Document -

- - -

So, i haven't been updating recently.
Just so you know, I'm totally fine.
I have been ever since i had a chat with two of my strangest and, to me, most unlikely (but in a good way) friends on a cloudy thursday.
We didn't talk about much. we didn't even talk about it. we just hung out together. secretly eating our illegal food in a corner of the newly opened Starbucks, hoping the barristas wouldn't find out. It was only for an hour but we were all better after (i hope). They didn't really do anything in particular that i could point out as a proper solution to anything but.. smiling didn't feel like it did all week. it felt natural.
Really, it is about quality instead of quantity.
Thank you guys.
And stop making me cry with all your "just so you know, for this moment, I really love you guys. Even if we may drift apart in the future, but right now, it really is true" ok?
Even typing that out makes me smile-cry like an idiot.
But it is true.
I love you too.
You freaks.
i'll write a proper something some other time.

- - -

Stored data -
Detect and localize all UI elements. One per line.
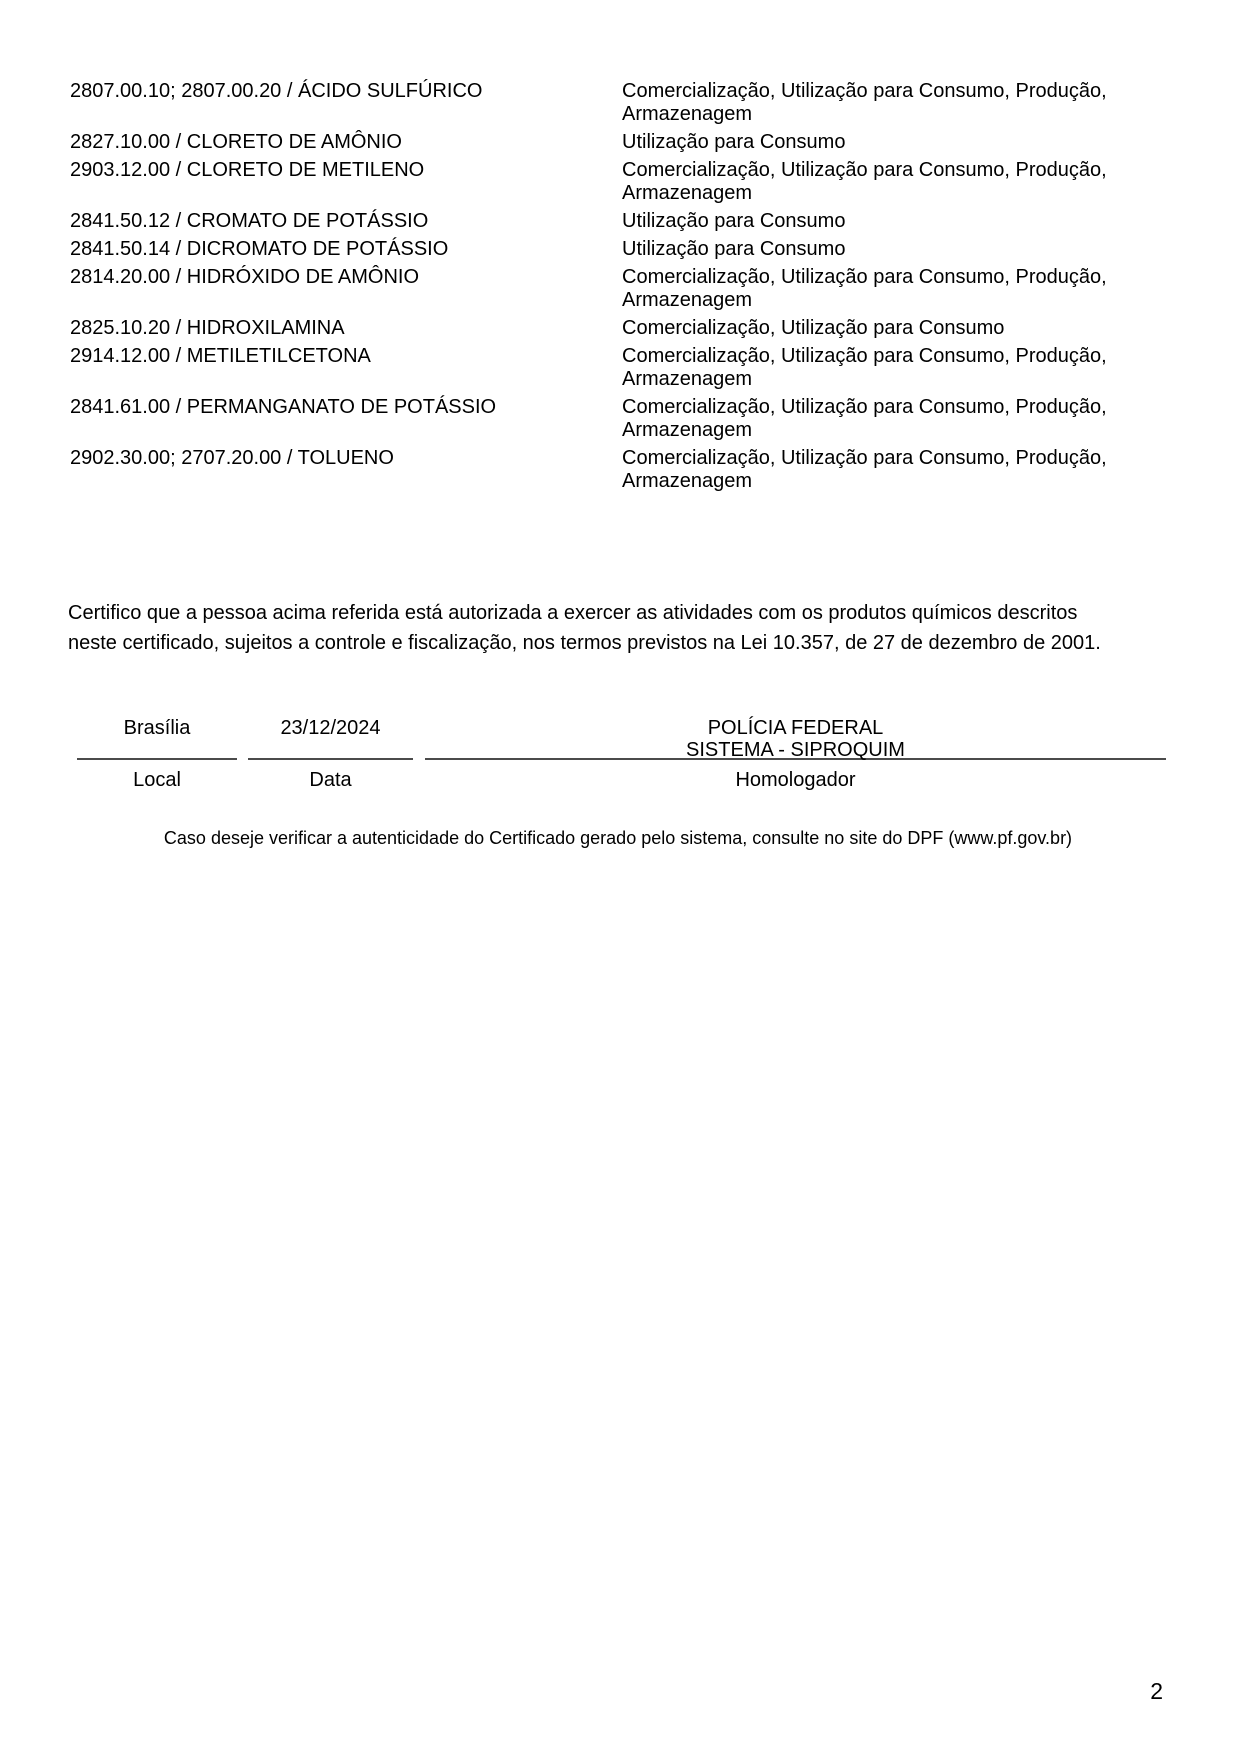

- - -

Given exercise -
Answer these about the post:
(a) On what day did the chat with the two friends happen?
(b) Where did they eat their food?
(c) How long did they spend together?
The data is separate material, unrelated to the post.

Response -
(a) On a cloudy Thursday.
(b) In a corner of the newly opened Starbucks.
(c) Only an hour.